Requirements
Write out each line of the listing as it stands, without the images.

Working data

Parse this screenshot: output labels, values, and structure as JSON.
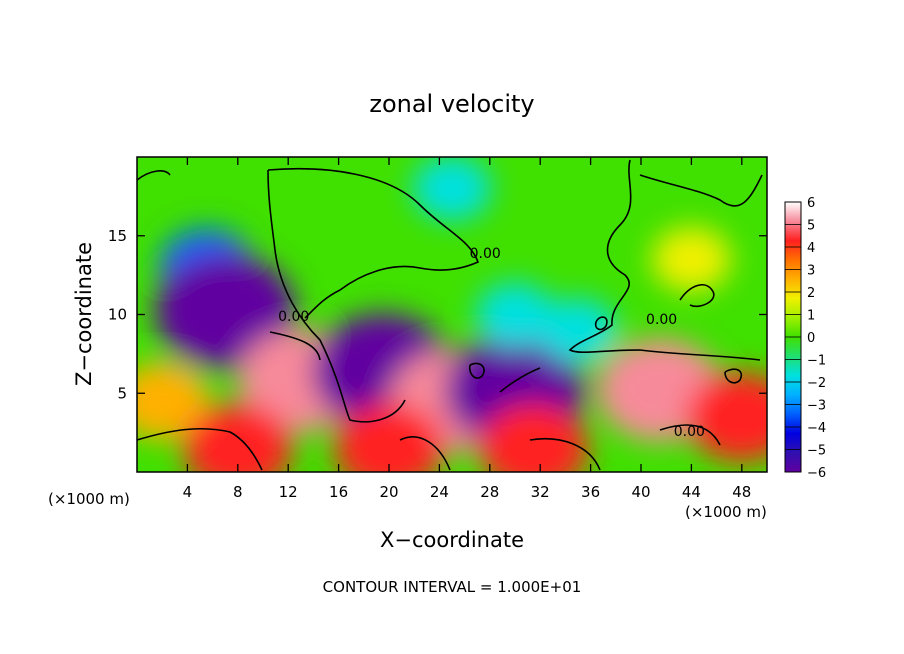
{
  "chart_data": {
    "type": "heatmap",
    "title": "zonal velocity",
    "xlabel": "X−coordinate",
    "ylabel": "Z−coordinate",
    "x_unit_left": "(×1000 m)",
    "x_unit_right": "(×1000 m)",
    "xlim": [
      0,
      50
    ],
    "ylim": [
      0,
      20
    ],
    "x_ticks": [
      4,
      8,
      12,
      16,
      20,
      24,
      28,
      32,
      36,
      40,
      44,
      48
    ],
    "x_tick_labels": [
      "4",
      "8",
      "12",
      "16",
      "20",
      "24",
      "28",
      "32",
      "36",
      "40",
      "44",
      "48"
    ],
    "y_ticks": [
      5,
      10,
      15
    ],
    "y_tick_labels": [
      "5",
      "10",
      "15"
    ],
    "colorbar": {
      "min": -6,
      "max": 6,
      "tick_labels": [
        "6",
        "5",
        "4",
        "3",
        "2",
        "1",
        "0",
        "−1",
        "−2",
        "−3",
        "−4",
        "−5",
        "−6"
      ],
      "colors": [
        "#ffffff",
        "#f78a9a",
        "#ff2020",
        "#ff7000",
        "#ffb000",
        "#f0f000",
        "#a0f000",
        "#40e000",
        "#20e070",
        "#00e0e0",
        "#00b0ff",
        "#0060ff",
        "#0000e0",
        "#3010b0",
        "#6000a0"
      ]
    },
    "contour_labels": [
      "0.00",
      "0.00",
      "0.00",
      "0.00"
    ],
    "contour_label_positions": [
      [
        11.2,
        9.6
      ],
      [
        26.4,
        13.6
      ],
      [
        40.4,
        9.4
      ],
      [
        42.6,
        2.3
      ]
    ],
    "features": [
      {
        "x": 5.5,
        "z": 13,
        "value": -3
      },
      {
        "x": 7,
        "z": 10.2,
        "value": -6
      },
      {
        "x": 13,
        "z": 5.8,
        "value": 5
      },
      {
        "x": 19.5,
        "z": 6.4,
        "value": -6
      },
      {
        "x": 25,
        "z": 4.5,
        "value": 5
      },
      {
        "x": 30,
        "z": 5.2,
        "value": -6
      },
      {
        "x": 31.5,
        "z": 1.5,
        "value": 4
      },
      {
        "x": 41.5,
        "z": 5.2,
        "value": 5
      },
      {
        "x": 48,
        "z": 3.5,
        "value": 4
      },
      {
        "x": 2,
        "z": 4.5,
        "value": 3
      },
      {
        "x": 8,
        "z": 1.5,
        "value": 4
      },
      {
        "x": 20,
        "z": 1.5,
        "value": 4
      },
      {
        "x": 25,
        "z": 18,
        "value": -2
      },
      {
        "x": 30,
        "z": 10,
        "value": -2
      },
      {
        "x": 44,
        "z": 13.5,
        "value": 2
      },
      {
        "x": 35,
        "z": 9,
        "value": -2
      }
    ],
    "grid": false
  },
  "footer": {
    "contour_interval": "CONTOUR INTERVAL = 1.000E+01"
  }
}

Answer
Parse this screenshot: output labels, values, and structure as JSON.
{
  "chart_data": {
    "type": "heatmap",
    "title": "zonal velocity",
    "xlabel": "X−coordinate",
    "ylabel": "Z−coordinate",
    "x_unit_left": "(×1000 m)",
    "x_unit_right": "(×1000 m)",
    "xlim": [
      0,
      50
    ],
    "ylim": [
      0,
      20
    ],
    "x_ticks": [
      4,
      8,
      12,
      16,
      20,
      24,
      28,
      32,
      36,
      40,
      44,
      48
    ],
    "x_tick_labels": [
      "4",
      "8",
      "12",
      "16",
      "20",
      "24",
      "28",
      "32",
      "36",
      "40",
      "44",
      "48"
    ],
    "y_ticks": [
      5,
      10,
      15
    ],
    "y_tick_labels": [
      "5",
      "10",
      "15"
    ],
    "colorbar": {
      "min": -6,
      "max": 6,
      "tick_labels": [
        "6",
        "5",
        "4",
        "3",
        "2",
        "1",
        "0",
        "−1",
        "−2",
        "−3",
        "−4",
        "−5",
        "−6"
      ],
      "colors": [
        "#ffffff",
        "#f78a9a",
        "#ff2020",
        "#ff7000",
        "#ffb000",
        "#f0f000",
        "#a0f000",
        "#40e000",
        "#20e070",
        "#00e0e0",
        "#00b0ff",
        "#0060ff",
        "#0000e0",
        "#3010b0",
        "#6000a0"
      ]
    },
    "contour_labels": [
      "0.00",
      "0.00",
      "0.00",
      "0.00"
    ],
    "contour_label_positions": [
      [
        11.2,
        9.6
      ],
      [
        26.4,
        13.6
      ],
      [
        40.4,
        9.4
      ],
      [
        42.6,
        2.3
      ]
    ],
    "features": [
      {
        "x": 5.5,
        "z": 13,
        "value": -3
      },
      {
        "x": 7,
        "z": 10.2,
        "value": -6
      },
      {
        "x": 13,
        "z": 5.8,
        "value": 5
      },
      {
        "x": 19.5,
        "z": 6.4,
        "value": -6
      },
      {
        "x": 25,
        "z": 4.5,
        "value": 5
      },
      {
        "x": 30,
        "z": 5.2,
        "value": -6
      },
      {
        "x": 31.5,
        "z": 1.5,
        "value": 4
      },
      {
        "x": 41.5,
        "z": 5.2,
        "value": 5
      },
      {
        "x": 48,
        "z": 3.5,
        "value": 4
      },
      {
        "x": 2,
        "z": 4.5,
        "value": 3
      },
      {
        "x": 8,
        "z": 1.5,
        "value": 4
      },
      {
        "x": 20,
        "z": 1.5,
        "value": 4
      },
      {
        "x": 25,
        "z": 18,
        "value": -2
      },
      {
        "x": 30,
        "z": 10,
        "value": -2
      },
      {
        "x": 44,
        "z": 13.5,
        "value": 2
      },
      {
        "x": 35,
        "z": 9,
        "value": -2
      }
    ],
    "grid": false
  },
  "footer": {
    "contour_interval": "CONTOUR INTERVAL = 1.000E+01"
  }
}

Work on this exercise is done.